## begin Supplied entries

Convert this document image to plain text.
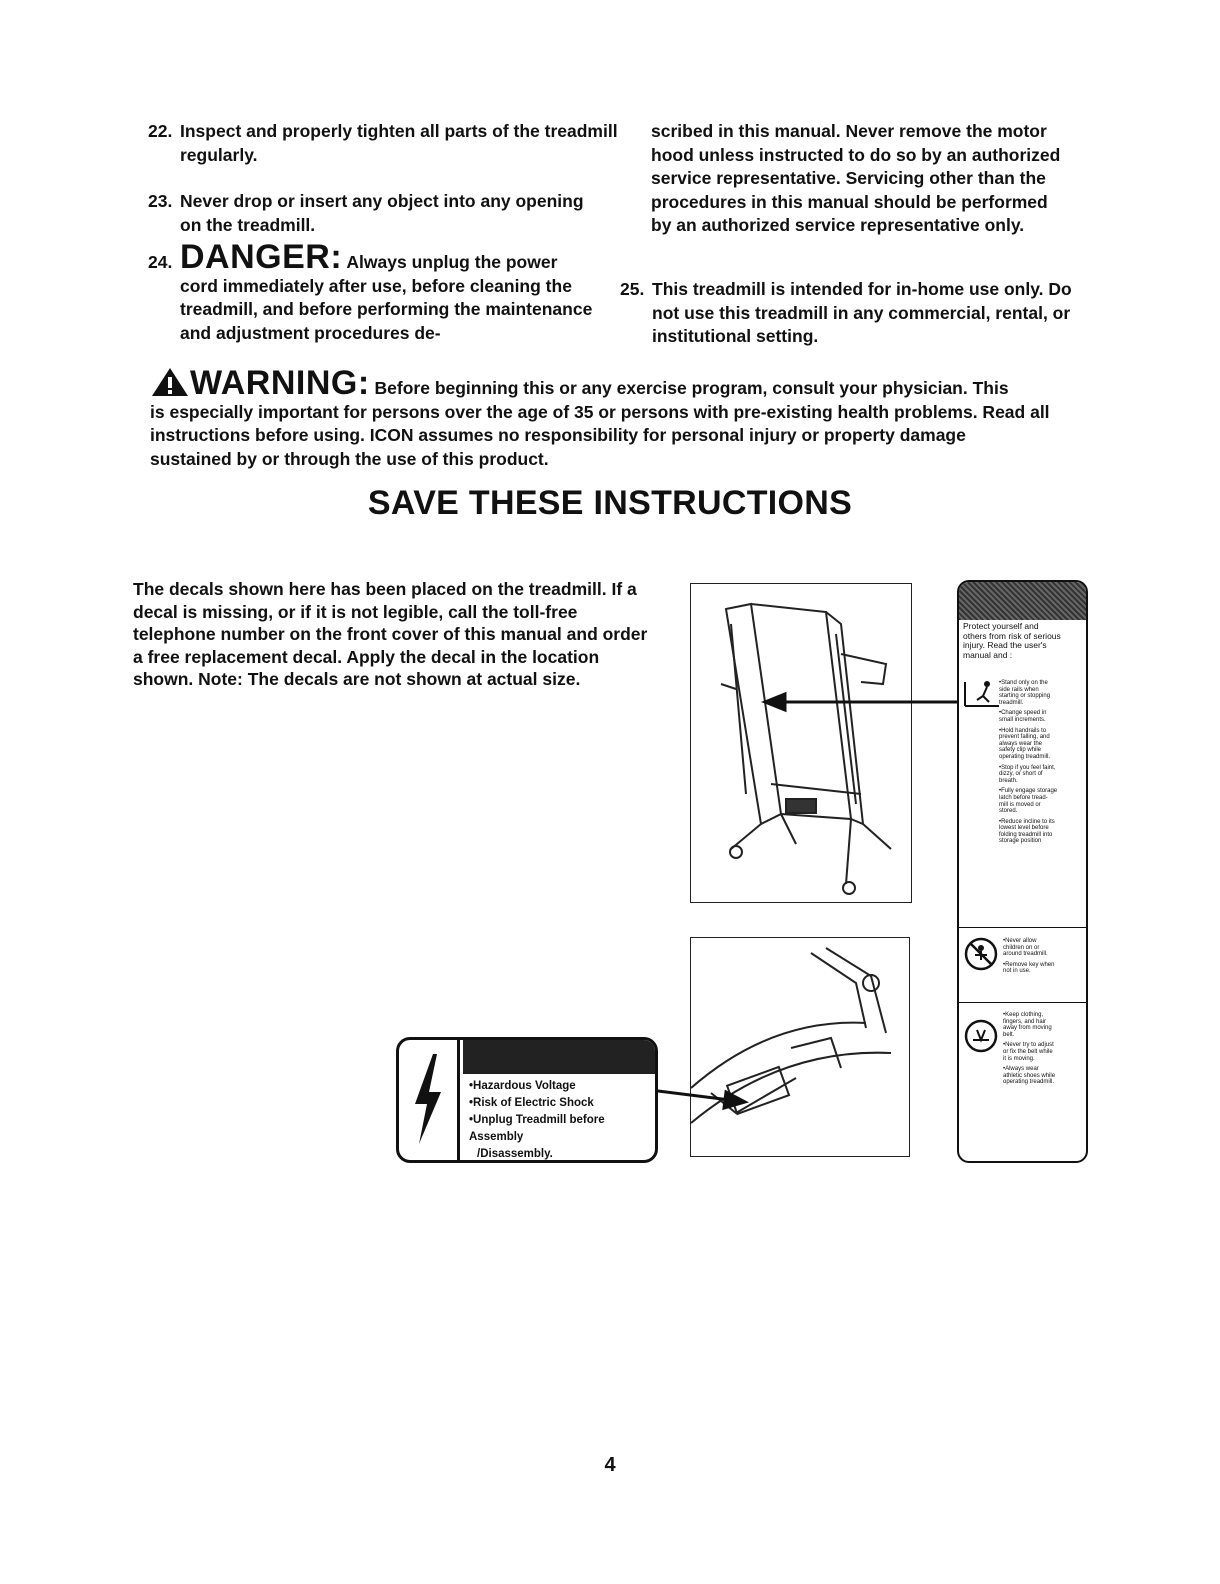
22. Inspect and properly tighten all parts of the treadmill regularly.
23. Never drop or insert any object into any opening on the treadmill.
24. DANGER: Always unplug the power
cord immediately after use, before cleaning the treadmill, and before performing the maintenance and adjustment procedures de-
scribed in this manual. Never remove the motor hood unless instructed to do so by an authorized service representative. Servicing other than the procedures in this manual should be performed by an authorized service representative only.
25. This treadmill is intended for in-home use only. Do not use this treadmill in any commercial, rental, or institutional setting.
WARNING: Before beginning this or any exercise program, consult your physician. This
is especially important for persons over the age of 35 or persons with pre-existing health problems. Read all instructions before using. ICON assumes no responsibility for personal injury or property damage sustained by or through the use of this product.
SAVE THESE INSTRUCTIONS
The decals shown here has been placed on the treadmill. If a decal is missing, or if it is not legible, call the toll-free telephone number on the front cover of this manual and order a free replacement decal. Apply the decal in the location shown. Note: The decals are not shown at actual size.
•Hazardous Voltage
•Risk of Electric Shock
•Unplug Treadmill before Assembly
/Disassembly.
Protect yourself and
others from risk of serious
injury. Read the user's
manual and :
•Stand only on the
side rails when
starting or stopping
treadmill.
•Change speed in
small increments.
•Hold handrails to
prevent falling, and
always wear the
safety clip while
operating treadmill.
•Stop if you feel faint,
dizzy, or short of
breath.
•Fully engage storage
latch before tread-
mill is moved or
stored.
•Reduce incline to its
lowest level before
folding treadmill into
storage position
•Never allow
children on or
around treadmill.
•Remove key when
not in use.
•Keep clothing,
fingers, and hair
away from moving
belt.
•Never try to adjust
or fix the belt while
it is moving.
•Always wear
athletic shoes while
operating treadmill.
4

## end Supplied entries

> [Written task]:
Return the whole listing, word for word, and leave out every picture.

> [Task response]:
Convert this document image to plain text.
22. Inspect and properly tighten all parts of the treadmill regularly.
23. Never drop or insert any object into any opening on the treadmill.
24. DANGER: Always unplug the power
cord immediately after use, before cleaning the treadmill, and before performing the maintenance and adjustment procedures de-
scribed in this manual. Never remove the motor hood unless instructed to do so by an authorized service representative. Servicing other than the procedures in this manual should be performed by an authorized service representative only.
25. This treadmill is intended for in-home use only. Do not use this treadmill in any commercial, rental, or institutional setting.
WARNING: Before beginning this or any exercise program, consult your physician. This
is especially important for persons over the age of 35 or persons with pre-existing health problems. Read all instructions before using. ICON assumes no responsibility for personal injury or property damage sustained by or through the use of this product.
SAVE THESE INSTRUCTIONS
The decals shown here has been placed on the treadmill. If a decal is missing, or if it is not legible, call the toll-free telephone number on the front cover of this manual and order a free replacement decal. Apply the decal in the location shown. Note: The decals are not shown at actual size.
•Hazardous Voltage
•Risk of Electric Shock
•Unplug Treadmill before Assembly
/Disassembly.
Protect yourself and
others from risk of serious
injury. Read the user's
manual and :
•Stand only on the
side rails when
starting or stopping
treadmill.
•Change speed in
small increments.
•Hold handrails to
prevent falling, and
always wear the
safety clip while
operating treadmill.
•Stop if you feel faint,
dizzy, or short of
breath.
•Fully engage storage
latch before tread-
mill is moved or
stored.
•Reduce incline to its
lowest level before
folding treadmill into
storage position
•Never allow
children on or
around treadmill.
•Remove key when
not in use.
•Keep clothing,
fingers, and hair
away from moving
belt.
•Never try to adjust
or fix the belt while
it is moving.
•Always wear
athletic shoes while
operating treadmill.
4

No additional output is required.